* **What is expected**
Copy out all of the data below, line for line, without changing a single character.

[BEGIN Records to process]

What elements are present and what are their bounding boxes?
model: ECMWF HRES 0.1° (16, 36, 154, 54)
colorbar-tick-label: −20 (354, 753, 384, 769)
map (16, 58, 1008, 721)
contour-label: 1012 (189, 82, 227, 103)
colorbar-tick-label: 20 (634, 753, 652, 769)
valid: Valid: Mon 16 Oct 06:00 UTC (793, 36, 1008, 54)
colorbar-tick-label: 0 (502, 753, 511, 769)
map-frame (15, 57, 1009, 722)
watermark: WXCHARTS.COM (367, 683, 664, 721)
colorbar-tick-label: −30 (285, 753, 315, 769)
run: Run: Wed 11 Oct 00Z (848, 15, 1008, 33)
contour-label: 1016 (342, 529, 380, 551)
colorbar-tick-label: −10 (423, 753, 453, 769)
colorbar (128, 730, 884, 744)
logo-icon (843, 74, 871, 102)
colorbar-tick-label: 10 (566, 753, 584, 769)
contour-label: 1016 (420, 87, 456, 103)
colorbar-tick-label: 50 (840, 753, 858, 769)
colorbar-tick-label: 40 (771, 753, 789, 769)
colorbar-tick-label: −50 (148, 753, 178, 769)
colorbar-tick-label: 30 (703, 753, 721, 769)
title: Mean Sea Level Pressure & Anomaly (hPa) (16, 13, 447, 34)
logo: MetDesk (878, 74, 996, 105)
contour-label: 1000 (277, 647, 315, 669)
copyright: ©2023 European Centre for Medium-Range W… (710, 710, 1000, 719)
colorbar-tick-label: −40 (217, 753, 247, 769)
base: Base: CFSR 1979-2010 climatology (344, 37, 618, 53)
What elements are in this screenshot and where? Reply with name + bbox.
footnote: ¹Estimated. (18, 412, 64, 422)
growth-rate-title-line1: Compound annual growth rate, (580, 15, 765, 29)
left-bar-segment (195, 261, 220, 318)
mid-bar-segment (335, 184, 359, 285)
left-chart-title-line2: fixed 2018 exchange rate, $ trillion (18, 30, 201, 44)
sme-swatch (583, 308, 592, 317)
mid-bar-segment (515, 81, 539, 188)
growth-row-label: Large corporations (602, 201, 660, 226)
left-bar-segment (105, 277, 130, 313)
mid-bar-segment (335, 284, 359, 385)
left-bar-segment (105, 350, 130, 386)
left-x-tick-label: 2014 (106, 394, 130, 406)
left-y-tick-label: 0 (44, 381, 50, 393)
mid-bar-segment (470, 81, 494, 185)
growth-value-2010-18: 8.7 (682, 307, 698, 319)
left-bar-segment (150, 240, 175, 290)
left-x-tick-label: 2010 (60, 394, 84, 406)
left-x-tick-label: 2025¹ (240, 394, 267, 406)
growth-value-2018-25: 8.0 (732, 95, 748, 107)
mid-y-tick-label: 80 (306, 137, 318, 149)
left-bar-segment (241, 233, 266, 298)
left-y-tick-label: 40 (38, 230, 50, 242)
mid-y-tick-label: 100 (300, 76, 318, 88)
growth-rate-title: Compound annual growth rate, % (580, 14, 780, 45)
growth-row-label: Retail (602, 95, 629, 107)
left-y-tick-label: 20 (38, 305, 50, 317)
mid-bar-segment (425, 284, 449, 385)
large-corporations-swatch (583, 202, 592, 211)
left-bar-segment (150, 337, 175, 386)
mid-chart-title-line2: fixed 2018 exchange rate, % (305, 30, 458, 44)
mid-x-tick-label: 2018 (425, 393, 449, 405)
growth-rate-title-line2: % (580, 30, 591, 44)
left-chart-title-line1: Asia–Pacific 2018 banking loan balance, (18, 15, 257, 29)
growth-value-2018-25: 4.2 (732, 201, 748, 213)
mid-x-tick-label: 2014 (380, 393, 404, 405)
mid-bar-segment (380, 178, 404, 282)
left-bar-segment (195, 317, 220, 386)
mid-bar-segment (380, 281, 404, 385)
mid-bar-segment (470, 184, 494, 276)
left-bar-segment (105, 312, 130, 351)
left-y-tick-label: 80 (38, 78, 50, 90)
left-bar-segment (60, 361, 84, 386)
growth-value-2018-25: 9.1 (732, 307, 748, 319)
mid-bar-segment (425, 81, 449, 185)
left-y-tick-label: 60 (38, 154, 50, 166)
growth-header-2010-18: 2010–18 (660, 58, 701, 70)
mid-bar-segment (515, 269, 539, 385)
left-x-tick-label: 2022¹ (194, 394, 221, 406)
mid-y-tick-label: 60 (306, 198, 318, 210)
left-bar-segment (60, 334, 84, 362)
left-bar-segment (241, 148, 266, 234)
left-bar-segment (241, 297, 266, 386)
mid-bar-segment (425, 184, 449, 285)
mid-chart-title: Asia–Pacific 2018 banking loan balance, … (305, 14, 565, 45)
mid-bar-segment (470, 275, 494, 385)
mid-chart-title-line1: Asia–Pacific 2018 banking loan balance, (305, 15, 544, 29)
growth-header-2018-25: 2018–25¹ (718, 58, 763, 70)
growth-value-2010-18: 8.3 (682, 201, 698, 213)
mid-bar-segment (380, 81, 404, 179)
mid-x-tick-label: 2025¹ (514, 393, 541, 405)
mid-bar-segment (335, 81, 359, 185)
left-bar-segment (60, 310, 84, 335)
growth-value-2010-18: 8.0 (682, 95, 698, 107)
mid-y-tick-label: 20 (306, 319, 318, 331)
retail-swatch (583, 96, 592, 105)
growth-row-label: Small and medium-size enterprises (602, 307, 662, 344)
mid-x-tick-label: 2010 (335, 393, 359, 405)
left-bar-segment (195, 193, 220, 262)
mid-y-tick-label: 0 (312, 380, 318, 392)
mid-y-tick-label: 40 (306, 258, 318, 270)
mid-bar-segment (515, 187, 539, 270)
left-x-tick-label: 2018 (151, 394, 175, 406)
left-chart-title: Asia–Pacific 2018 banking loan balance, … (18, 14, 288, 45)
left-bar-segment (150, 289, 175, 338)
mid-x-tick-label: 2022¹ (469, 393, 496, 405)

[END Records to process]

* **Finished task**
What elements are present and what are their bounding boxes?
model: ECMWF HRES 0.1° (16, 36, 154, 54)
colorbar-tick-label: −20 (354, 753, 384, 769)
map (16, 58, 1008, 721)
contour-label: 1012 (189, 82, 227, 103)
colorbar-tick-label: 20 (634, 753, 652, 769)
valid: Valid: Mon 16 Oct 06:00 UTC (793, 36, 1008, 54)
colorbar-tick-label: 0 (502, 753, 511, 769)
map-frame (15, 57, 1009, 722)
watermark: WXCHARTS.COM (367, 683, 664, 721)
colorbar-tick-label: −30 (285, 753, 315, 769)
run: Run: Wed 11 Oct 00Z (848, 15, 1008, 33)
contour-label: 1016 (342, 529, 380, 551)
colorbar-tick-label: −10 (423, 753, 453, 769)
colorbar (128, 730, 884, 744)
logo-icon (843, 74, 871, 102)
colorbar-tick-label: 10 (566, 753, 584, 769)
contour-label: 1016 (420, 87, 456, 103)
colorbar-tick-label: 50 (840, 753, 858, 769)
colorbar-tick-label: 40 (771, 753, 789, 769)
colorbar-tick-label: −50 (148, 753, 178, 769)
colorbar-tick-label: 30 (703, 753, 721, 769)
title: Mean Sea Level Pressure & Anomaly (hPa) (16, 13, 447, 34)
logo: MetDesk (878, 74, 996, 105)
contour-label: 1000 (277, 647, 315, 669)
copyright: ©2023 European Centre for Medium-Range W… (710, 710, 1000, 719)
colorbar-tick-label: −40 (217, 753, 247, 769)
base: Base: CFSR 1979-2010 climatology (344, 37, 618, 53)
What elements are in this screenshot and where? Reply with name + bbox.
footnote: ¹Estimated. (18, 412, 64, 422)
growth-rate-title-line1: Compound annual growth rate, (580, 15, 765, 29)
left-bar-segment (195, 261, 220, 318)
mid-bar-segment (335, 184, 359, 285)
left-chart-title-line2: fixed 2018 exchange rate, $ trillion (18, 30, 201, 44)
sme-swatch (583, 308, 592, 317)
mid-bar-segment (515, 81, 539, 188)
growth-row-label: Large corporations (602, 201, 660, 226)
left-bar-segment (105, 277, 130, 313)
mid-bar-segment (335, 284, 359, 385)
left-bar-segment (105, 350, 130, 386)
left-x-tick-label: 2014 (106, 394, 130, 406)
left-y-tick-label: 0 (44, 381, 50, 393)
mid-bar-segment (470, 81, 494, 185)
growth-value-2010-18: 8.7 (682, 307, 698, 319)
left-bar-segment (150, 240, 175, 290)
left-x-tick-label: 2010 (60, 394, 84, 406)
left-x-tick-label: 2025¹ (240, 394, 267, 406)
growth-value-2018-25: 8.0 (732, 95, 748, 107)
mid-y-tick-label: 80 (306, 137, 318, 149)
left-bar-segment (241, 233, 266, 298)
left-y-tick-label: 40 (38, 230, 50, 242)
mid-y-tick-label: 100 (300, 76, 318, 88)
growth-rate-title: Compound annual growth rate, % (580, 14, 780, 45)
growth-row-label: Retail (602, 95, 629, 107)
left-y-tick-label: 20 (38, 305, 50, 317)
mid-bar-segment (425, 284, 449, 385)
large-corporations-swatch (583, 202, 592, 211)
left-bar-segment (150, 337, 175, 386)
mid-chart-title-line2: fixed 2018 exchange rate, % (305, 30, 458, 44)
mid-x-tick-label: 2018 (425, 393, 449, 405)
growth-rate-title-line2: % (580, 30, 591, 44)
left-chart-title-line1: Asia–Pacific 2018 banking loan balance, (18, 15, 257, 29)
growth-value-2018-25: 4.2 (732, 201, 748, 213)
mid-x-tick-label: 2014 (380, 393, 404, 405)
mid-bar-segment (380, 178, 404, 282)
left-bar-segment (195, 317, 220, 386)
mid-bar-segment (380, 281, 404, 385)
mid-bar-segment (470, 184, 494, 276)
left-bar-segment (105, 312, 130, 351)
left-y-tick-label: 80 (38, 78, 50, 90)
left-bar-segment (60, 361, 84, 386)
growth-value-2018-25: 9.1 (732, 307, 748, 319)
mid-bar-segment (425, 81, 449, 185)
left-y-tick-label: 60 (38, 154, 50, 166)
growth-header-2010-18: 2010–18 (660, 58, 701, 70)
mid-bar-segment (515, 269, 539, 385)
left-x-tick-label: 2022¹ (194, 394, 221, 406)
mid-y-tick-label: 60 (306, 198, 318, 210)
left-bar-segment (60, 334, 84, 362)
left-bar-segment (241, 148, 266, 234)
left-bar-segment (241, 297, 266, 386)
mid-bar-segment (425, 184, 449, 285)
mid-chart-title: Asia–Pacific 2018 banking loan balance, … (305, 14, 565, 45)
mid-bar-segment (470, 275, 494, 385)
mid-chart-title-line1: Asia–Pacific 2018 banking loan balance, (305, 15, 544, 29)
growth-header-2018-25: 2018–25¹ (718, 58, 763, 70)
growth-value-2010-18: 8.3 (682, 201, 698, 213)
mid-bar-segment (380, 81, 404, 179)
mid-x-tick-label: 2025¹ (514, 393, 541, 405)
mid-bar-segment (335, 81, 359, 185)
left-bar-segment (60, 310, 84, 335)
growth-value-2010-18: 8.0 (682, 95, 698, 107)
mid-y-tick-label: 20 (306, 319, 318, 331)
retail-swatch (583, 96, 592, 105)
growth-row-label: Small and medium-size enterprises (602, 307, 662, 344)
mid-x-tick-label: 2010 (335, 393, 359, 405)
left-bar-segment (195, 193, 220, 262)
mid-y-tick-label: 0 (312, 380, 318, 392)
mid-y-tick-label: 40 (306, 258, 318, 270)
mid-bar-segment (515, 187, 539, 270)
left-x-tick-label: 2018 (151, 394, 175, 406)
left-chart-title: Asia–Pacific 2018 banking loan balance, … (18, 14, 288, 45)
left-bar-segment (150, 289, 175, 338)
mid-x-tick-label: 2022¹ (469, 393, 496, 405)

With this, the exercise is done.